## Task to carry out:
Search the records below for the string "year", and report each line that contains it.

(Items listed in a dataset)
☆ ☆ ☆ ☆ ☆ ☆ ☆

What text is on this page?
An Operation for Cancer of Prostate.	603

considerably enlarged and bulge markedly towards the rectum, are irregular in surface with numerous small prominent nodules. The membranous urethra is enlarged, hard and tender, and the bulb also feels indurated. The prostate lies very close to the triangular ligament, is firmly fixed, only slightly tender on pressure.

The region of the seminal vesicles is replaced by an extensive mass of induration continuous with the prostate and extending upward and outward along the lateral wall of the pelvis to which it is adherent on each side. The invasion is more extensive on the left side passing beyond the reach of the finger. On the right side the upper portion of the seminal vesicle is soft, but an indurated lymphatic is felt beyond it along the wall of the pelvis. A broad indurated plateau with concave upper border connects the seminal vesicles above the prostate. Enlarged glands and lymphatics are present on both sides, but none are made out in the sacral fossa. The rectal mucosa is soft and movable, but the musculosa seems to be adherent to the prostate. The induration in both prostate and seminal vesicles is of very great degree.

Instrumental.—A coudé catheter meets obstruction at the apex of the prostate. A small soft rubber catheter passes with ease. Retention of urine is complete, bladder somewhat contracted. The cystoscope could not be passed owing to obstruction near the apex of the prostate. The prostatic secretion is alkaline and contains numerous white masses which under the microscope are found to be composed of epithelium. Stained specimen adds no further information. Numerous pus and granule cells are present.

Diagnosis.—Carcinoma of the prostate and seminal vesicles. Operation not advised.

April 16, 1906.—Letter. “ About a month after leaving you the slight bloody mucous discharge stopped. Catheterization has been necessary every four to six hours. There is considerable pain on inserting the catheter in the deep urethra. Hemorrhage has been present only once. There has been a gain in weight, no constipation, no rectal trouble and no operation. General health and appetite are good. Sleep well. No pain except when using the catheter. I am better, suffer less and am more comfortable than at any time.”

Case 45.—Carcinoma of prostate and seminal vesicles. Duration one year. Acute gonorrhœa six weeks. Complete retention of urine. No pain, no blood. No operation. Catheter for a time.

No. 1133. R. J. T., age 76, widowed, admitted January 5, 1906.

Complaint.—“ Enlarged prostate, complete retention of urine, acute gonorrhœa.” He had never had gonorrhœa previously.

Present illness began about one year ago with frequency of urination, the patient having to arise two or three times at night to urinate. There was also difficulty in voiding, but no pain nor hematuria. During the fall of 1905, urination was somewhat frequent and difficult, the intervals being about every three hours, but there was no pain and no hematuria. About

☆ ☆ ☆ ☆ ☆ ☆ ☆

## The completed task:
Case 45.—Carcinoma of prostate and seminal vesicles. Duration one year. Acute gonorrhœa six weeks. Complete retention of urine. No pain, no blood. No operation. Catheter for a time.
Present illness began about one year ago with frequency of urination, the patient having to arise two or three times at night to urinate. There was also difficulty in voiding, but no pain nor hematuria. During the fall of 1905, urination was somewhat frequent and difficult, the intervals being about every three hours, but there was no pain and no hematuria. About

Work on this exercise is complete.